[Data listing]
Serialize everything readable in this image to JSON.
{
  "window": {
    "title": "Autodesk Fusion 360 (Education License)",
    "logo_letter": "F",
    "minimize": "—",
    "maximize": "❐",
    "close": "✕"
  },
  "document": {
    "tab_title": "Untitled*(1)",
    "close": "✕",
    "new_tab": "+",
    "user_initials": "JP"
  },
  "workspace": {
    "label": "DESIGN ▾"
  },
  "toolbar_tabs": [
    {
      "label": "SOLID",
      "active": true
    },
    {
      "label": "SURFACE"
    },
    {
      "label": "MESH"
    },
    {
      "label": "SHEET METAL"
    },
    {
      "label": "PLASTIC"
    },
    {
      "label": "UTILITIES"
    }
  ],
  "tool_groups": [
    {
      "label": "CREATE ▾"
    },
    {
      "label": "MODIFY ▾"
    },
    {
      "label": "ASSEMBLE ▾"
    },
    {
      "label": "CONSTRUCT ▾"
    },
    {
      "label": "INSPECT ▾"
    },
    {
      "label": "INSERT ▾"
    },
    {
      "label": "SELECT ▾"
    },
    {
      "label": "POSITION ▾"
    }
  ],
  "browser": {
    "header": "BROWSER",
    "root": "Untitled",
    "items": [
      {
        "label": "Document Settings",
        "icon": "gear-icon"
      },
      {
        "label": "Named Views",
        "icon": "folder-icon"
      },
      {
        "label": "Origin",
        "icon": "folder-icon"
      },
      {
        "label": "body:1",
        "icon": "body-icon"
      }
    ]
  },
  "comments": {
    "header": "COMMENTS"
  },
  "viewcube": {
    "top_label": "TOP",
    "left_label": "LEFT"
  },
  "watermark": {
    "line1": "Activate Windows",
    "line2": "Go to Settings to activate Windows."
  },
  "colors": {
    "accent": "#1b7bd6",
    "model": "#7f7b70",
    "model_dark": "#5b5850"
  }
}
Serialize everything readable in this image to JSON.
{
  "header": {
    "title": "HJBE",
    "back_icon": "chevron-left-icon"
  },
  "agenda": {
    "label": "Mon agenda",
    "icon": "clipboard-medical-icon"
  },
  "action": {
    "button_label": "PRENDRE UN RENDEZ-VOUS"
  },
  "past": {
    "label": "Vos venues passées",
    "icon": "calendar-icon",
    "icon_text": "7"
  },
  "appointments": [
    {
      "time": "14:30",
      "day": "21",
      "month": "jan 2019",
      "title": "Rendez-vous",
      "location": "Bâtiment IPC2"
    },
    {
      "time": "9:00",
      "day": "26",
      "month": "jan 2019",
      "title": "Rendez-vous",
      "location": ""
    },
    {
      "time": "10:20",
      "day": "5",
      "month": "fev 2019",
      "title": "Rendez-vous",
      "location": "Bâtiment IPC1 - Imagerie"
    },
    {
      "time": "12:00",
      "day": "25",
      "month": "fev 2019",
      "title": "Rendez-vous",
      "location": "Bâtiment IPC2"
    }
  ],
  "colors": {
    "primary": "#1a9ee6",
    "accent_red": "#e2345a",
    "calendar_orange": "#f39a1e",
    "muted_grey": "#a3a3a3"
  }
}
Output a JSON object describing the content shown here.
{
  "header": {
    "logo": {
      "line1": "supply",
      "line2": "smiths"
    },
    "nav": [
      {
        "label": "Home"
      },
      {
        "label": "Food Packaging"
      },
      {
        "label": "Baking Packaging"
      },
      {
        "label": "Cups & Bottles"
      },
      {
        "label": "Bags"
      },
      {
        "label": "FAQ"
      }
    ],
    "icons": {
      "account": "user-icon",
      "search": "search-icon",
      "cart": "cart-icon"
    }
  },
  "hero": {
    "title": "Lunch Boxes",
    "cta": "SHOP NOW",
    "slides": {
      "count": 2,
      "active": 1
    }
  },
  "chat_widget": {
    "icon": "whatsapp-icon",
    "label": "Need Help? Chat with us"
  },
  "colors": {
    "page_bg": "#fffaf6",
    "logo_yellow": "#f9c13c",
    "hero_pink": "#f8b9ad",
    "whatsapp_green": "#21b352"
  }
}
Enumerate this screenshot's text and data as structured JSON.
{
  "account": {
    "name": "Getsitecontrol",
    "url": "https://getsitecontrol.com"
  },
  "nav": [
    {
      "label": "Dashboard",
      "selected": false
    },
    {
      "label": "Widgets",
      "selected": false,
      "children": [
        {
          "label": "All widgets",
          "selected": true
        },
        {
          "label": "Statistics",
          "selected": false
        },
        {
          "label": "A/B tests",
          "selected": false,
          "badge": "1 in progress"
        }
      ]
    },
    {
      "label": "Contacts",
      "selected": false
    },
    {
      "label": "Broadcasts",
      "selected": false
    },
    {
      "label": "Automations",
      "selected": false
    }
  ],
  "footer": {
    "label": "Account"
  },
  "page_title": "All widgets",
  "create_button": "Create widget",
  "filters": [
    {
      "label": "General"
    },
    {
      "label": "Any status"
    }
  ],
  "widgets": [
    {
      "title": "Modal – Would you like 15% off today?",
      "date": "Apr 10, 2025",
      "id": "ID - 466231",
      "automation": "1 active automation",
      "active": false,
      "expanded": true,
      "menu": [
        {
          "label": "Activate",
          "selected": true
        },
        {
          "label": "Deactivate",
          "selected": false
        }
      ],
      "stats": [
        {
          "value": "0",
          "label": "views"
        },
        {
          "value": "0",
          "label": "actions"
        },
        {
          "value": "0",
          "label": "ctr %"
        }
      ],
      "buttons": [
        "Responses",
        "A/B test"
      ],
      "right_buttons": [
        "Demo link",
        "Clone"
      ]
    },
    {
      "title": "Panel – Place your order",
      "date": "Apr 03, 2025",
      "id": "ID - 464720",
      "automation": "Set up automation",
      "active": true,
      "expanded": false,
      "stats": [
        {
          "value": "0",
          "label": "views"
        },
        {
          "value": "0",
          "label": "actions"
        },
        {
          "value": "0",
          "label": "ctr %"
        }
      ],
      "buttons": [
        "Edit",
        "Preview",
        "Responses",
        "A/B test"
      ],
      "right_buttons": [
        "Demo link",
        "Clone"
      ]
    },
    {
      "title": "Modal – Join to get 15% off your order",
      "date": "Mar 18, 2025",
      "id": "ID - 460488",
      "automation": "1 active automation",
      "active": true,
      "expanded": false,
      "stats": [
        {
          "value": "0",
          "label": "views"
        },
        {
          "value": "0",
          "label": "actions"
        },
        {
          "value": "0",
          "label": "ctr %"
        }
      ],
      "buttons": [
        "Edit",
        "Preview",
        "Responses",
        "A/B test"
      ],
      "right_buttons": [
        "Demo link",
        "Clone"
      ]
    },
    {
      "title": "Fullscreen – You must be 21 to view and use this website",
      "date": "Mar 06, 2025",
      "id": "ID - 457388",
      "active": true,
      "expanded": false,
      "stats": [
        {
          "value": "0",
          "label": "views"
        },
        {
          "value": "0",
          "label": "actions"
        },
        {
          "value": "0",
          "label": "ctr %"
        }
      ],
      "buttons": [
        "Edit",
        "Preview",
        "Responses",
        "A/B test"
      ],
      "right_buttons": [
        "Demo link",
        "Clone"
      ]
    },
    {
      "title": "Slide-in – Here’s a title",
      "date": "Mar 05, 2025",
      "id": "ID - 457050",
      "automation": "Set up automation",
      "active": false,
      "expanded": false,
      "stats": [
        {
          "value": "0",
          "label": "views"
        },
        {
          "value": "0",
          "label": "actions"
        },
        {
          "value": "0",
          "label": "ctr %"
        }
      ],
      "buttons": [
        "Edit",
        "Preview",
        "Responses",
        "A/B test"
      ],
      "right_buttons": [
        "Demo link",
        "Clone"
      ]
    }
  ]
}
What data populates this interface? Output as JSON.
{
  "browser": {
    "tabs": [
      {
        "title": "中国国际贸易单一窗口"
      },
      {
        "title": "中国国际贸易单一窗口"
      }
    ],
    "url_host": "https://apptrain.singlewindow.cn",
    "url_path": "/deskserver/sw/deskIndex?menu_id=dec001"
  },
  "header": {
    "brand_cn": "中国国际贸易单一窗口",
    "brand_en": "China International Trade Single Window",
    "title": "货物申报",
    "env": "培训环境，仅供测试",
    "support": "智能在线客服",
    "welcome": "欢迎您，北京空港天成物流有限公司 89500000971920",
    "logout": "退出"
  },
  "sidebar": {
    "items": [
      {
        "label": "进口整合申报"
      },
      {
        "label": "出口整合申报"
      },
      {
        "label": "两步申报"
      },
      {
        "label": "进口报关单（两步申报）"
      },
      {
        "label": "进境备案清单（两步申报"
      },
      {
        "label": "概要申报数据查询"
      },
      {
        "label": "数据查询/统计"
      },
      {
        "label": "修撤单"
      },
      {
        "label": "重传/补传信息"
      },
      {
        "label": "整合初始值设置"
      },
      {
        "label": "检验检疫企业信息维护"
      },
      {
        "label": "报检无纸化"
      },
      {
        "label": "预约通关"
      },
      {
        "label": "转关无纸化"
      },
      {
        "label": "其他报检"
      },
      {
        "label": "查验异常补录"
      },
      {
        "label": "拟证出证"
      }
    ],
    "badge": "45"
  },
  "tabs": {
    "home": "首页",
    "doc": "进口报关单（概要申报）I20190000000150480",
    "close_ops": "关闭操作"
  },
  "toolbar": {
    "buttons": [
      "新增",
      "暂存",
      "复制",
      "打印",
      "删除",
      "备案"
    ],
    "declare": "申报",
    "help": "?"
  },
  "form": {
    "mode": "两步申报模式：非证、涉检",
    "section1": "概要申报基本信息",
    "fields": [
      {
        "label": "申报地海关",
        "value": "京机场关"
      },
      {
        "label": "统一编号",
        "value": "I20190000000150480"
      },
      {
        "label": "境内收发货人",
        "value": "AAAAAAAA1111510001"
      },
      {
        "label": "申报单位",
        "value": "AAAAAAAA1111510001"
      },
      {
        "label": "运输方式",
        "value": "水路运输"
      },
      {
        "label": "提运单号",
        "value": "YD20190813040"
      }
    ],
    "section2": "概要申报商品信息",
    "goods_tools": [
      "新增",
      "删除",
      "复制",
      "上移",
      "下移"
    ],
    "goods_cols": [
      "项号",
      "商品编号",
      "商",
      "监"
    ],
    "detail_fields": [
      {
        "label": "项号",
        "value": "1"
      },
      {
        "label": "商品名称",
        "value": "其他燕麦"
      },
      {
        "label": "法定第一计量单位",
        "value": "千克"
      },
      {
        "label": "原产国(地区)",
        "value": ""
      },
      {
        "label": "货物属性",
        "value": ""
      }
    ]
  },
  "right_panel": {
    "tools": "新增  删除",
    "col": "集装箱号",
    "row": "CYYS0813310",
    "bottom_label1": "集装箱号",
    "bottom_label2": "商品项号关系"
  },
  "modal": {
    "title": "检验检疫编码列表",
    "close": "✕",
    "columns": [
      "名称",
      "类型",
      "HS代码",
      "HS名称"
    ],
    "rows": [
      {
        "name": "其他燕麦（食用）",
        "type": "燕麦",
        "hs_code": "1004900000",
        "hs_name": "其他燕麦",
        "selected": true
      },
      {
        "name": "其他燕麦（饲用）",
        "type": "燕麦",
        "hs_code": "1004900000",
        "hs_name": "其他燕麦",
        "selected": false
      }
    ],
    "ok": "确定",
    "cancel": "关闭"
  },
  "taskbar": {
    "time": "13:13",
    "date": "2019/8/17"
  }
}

Task - Copy out each line of the records that holds the string "进口报关单".

Right answer -
        "label": "进口报关单（两步申报）"
    "doc": "进口报关单（概要申报）I20190000000150480",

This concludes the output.